▶ WORK TO COMPLETE: Lines containing the string "太陽眼鏡" are to be counted. Write only how many there are.

▶ INPUT FOR THIS TASK:
start

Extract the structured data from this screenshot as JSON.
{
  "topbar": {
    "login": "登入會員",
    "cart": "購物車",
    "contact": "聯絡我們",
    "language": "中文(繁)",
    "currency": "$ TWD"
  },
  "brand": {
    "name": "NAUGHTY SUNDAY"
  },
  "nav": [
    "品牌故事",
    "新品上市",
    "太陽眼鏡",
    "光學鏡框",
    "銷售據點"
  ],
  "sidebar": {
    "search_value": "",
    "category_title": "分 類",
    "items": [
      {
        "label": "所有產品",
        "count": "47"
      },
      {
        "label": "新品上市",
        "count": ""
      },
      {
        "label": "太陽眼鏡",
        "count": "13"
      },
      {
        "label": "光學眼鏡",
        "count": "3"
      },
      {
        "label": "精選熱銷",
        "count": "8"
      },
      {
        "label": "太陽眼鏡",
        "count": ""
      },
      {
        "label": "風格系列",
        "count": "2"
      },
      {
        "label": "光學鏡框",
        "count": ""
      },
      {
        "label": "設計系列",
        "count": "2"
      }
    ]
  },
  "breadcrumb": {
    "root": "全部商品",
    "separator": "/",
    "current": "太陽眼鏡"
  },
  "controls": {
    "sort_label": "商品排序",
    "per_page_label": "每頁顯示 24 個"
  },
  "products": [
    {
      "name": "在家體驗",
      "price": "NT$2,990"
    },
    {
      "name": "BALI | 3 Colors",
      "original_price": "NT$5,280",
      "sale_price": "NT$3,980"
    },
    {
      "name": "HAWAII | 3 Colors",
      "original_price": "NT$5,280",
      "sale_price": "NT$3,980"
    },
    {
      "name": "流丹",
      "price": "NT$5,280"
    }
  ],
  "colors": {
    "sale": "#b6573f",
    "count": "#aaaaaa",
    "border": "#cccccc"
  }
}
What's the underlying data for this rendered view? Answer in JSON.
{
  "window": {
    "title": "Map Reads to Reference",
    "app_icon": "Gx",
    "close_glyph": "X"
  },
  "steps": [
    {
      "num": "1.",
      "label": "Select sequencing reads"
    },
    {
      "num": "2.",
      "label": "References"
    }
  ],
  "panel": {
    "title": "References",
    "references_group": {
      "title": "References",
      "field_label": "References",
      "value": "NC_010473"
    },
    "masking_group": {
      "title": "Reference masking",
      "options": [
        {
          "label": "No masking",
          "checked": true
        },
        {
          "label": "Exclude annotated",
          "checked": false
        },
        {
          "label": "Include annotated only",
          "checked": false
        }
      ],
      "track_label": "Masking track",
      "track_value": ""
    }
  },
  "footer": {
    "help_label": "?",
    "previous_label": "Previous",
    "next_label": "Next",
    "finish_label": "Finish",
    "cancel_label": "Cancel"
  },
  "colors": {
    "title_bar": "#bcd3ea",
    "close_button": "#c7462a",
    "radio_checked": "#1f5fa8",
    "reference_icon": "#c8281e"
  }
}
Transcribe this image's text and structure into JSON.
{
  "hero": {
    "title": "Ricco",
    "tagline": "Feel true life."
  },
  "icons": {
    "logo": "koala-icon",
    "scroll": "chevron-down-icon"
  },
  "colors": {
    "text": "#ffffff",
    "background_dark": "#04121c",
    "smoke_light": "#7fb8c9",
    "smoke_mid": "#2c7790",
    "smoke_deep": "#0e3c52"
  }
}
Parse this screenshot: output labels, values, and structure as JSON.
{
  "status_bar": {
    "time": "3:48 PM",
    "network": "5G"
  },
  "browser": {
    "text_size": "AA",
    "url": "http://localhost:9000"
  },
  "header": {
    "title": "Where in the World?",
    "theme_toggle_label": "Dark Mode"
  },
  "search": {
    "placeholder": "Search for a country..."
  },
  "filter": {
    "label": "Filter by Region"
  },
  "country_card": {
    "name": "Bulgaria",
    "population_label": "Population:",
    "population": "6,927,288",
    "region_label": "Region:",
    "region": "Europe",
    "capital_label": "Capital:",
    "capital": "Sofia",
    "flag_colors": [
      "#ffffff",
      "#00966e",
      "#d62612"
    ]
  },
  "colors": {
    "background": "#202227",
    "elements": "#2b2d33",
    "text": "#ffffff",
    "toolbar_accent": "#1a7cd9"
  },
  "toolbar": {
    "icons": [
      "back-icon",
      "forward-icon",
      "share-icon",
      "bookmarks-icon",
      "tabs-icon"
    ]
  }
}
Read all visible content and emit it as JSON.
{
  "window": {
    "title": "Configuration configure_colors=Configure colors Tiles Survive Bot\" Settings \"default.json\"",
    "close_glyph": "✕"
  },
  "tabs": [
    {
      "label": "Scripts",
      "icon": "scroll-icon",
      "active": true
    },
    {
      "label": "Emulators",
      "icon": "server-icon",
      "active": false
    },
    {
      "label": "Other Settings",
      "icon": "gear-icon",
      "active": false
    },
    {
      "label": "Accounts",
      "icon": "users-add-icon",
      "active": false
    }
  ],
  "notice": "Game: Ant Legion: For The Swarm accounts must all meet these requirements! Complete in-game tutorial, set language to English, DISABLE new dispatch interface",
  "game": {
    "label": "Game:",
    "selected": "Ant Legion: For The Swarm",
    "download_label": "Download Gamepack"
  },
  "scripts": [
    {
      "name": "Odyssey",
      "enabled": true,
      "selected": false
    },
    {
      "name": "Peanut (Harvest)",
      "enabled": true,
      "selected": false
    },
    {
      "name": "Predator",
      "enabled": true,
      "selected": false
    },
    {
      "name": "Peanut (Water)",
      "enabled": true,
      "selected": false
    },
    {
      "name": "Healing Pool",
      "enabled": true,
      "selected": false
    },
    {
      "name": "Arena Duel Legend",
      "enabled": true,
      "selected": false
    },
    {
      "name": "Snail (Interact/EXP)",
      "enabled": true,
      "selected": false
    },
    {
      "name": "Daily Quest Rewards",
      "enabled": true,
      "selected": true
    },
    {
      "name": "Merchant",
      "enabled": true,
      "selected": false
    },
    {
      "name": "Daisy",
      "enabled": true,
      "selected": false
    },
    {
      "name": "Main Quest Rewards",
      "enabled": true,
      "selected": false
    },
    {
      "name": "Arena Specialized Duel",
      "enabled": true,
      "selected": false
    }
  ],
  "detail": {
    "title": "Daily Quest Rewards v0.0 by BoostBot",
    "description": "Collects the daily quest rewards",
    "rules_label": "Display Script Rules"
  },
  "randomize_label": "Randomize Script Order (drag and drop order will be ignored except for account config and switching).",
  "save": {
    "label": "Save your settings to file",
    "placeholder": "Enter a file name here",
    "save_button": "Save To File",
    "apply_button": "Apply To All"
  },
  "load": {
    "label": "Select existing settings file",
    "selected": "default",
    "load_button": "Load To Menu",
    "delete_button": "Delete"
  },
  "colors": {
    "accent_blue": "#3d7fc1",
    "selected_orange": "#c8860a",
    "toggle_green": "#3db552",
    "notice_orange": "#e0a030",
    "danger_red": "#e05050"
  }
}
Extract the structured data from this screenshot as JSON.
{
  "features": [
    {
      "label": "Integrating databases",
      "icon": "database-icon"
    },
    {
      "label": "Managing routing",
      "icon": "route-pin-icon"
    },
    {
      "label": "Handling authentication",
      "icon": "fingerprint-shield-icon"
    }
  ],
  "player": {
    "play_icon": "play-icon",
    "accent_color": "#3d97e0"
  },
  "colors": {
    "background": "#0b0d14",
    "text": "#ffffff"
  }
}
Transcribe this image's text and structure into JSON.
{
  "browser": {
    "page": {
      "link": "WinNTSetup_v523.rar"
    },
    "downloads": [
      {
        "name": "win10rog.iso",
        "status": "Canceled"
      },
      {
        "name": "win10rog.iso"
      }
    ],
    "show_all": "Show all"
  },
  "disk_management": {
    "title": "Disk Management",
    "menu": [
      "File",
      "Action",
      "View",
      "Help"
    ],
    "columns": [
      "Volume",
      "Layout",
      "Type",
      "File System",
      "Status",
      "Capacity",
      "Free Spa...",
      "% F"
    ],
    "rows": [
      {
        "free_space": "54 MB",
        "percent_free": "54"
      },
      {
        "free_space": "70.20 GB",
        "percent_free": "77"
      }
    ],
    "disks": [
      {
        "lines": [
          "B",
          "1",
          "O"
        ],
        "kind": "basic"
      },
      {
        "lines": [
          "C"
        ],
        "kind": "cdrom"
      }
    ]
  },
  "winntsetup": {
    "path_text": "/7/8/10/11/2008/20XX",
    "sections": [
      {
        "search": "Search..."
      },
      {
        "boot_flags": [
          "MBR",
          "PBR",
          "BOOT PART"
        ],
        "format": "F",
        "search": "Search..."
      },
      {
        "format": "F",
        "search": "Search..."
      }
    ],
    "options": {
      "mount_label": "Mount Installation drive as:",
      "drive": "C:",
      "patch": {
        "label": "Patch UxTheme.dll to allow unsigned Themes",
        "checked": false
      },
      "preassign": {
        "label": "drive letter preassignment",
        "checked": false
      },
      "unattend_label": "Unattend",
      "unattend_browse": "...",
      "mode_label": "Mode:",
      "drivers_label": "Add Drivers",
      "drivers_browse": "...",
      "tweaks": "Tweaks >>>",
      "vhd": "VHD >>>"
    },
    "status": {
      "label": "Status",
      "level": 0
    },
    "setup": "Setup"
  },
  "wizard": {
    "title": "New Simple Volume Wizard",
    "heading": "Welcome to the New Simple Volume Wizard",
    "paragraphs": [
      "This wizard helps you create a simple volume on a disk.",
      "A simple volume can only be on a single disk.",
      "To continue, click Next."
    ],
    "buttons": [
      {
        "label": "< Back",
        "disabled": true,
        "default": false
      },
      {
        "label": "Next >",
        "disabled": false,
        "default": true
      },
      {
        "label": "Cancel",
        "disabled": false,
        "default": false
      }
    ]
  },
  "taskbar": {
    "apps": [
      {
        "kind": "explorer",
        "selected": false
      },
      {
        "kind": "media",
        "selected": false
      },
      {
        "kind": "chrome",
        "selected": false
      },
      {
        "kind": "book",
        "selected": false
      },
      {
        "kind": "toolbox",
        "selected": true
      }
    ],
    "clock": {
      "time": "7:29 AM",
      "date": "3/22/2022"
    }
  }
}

end

▶ RESULT OF THIS EXERCISE: 4